— begin Given records —

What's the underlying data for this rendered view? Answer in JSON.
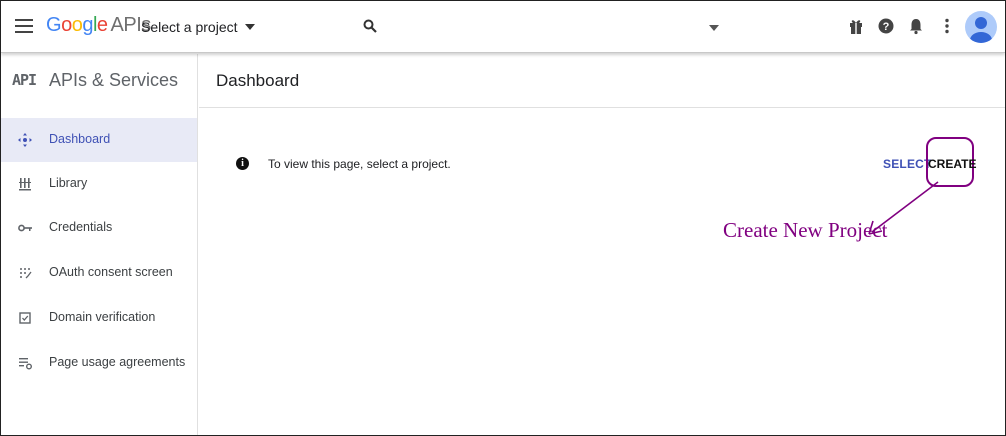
{
  "header": {
    "logo_google": "Google",
    "logo_apis": "APIs",
    "project_select": "Select a project",
    "icons": [
      "menu-icon",
      "search-icon",
      "gift-icon",
      "help-icon",
      "notifications-icon",
      "more-vert-icon",
      "account-avatar"
    ]
  },
  "sidebar": {
    "badge": "API",
    "title": "APIs & Services",
    "items": [
      {
        "label": "Dashboard",
        "icon": "dashboard-icon",
        "active": true
      },
      {
        "label": "Library",
        "icon": "library-icon",
        "active": false
      },
      {
        "label": "Credentials",
        "icon": "key-icon",
        "active": false
      },
      {
        "label": "OAuth consent screen",
        "icon": "consent-icon",
        "active": false
      },
      {
        "label": "Domain verification",
        "icon": "checkbox-icon",
        "active": false
      },
      {
        "label": "Page usage agreements",
        "icon": "settings-list-icon",
        "active": false
      }
    ]
  },
  "main": {
    "title": "Dashboard",
    "message": "To view this page, select a project.",
    "select_label": "SELECT",
    "create_label": "CREATE"
  },
  "annotation": {
    "text": "Create New Project",
    "color": "#800080"
  },
  "colors": {
    "accent": "#3f51b5",
    "active_bg": "#e8eaf6"
  }
}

— end Given records —

**Aim of the task**
Copy each line in full and exactly, omitting any picture.

**Response to the task**
What's the underlying data for this rendered view? Answer in JSON.
{
  "header": {
    "logo_google": "Google",
    "logo_apis": "APIs",
    "project_select": "Select a project",
    "icons": [
      "menu-icon",
      "search-icon",
      "gift-icon",
      "help-icon",
      "notifications-icon",
      "more-vert-icon",
      "account-avatar"
    ]
  },
  "sidebar": {
    "badge": "API",
    "title": "APIs & Services",
    "items": [
      {
        "label": "Dashboard",
        "icon": "dashboard-icon",
        "active": true
      },
      {
        "label": "Library",
        "icon": "library-icon",
        "active": false
      },
      {
        "label": "Credentials",
        "icon": "key-icon",
        "active": false
      },
      {
        "label": "OAuth consent screen",
        "icon": "consent-icon",
        "active": false
      },
      {
        "label": "Domain verification",
        "icon": "checkbox-icon",
        "active": false
      },
      {
        "label": "Page usage agreements",
        "icon": "settings-list-icon",
        "active": false
      }
    ]
  },
  "main": {
    "title": "Dashboard",
    "message": "To view this page, select a project.",
    "select_label": "SELECT",
    "create_label": "CREATE"
  },
  "annotation": {
    "text": "Create New Project",
    "color": "#800080"
  },
  "colors": {
    "accent": "#3f51b5",
    "active_bg": "#e8eaf6"
  }
}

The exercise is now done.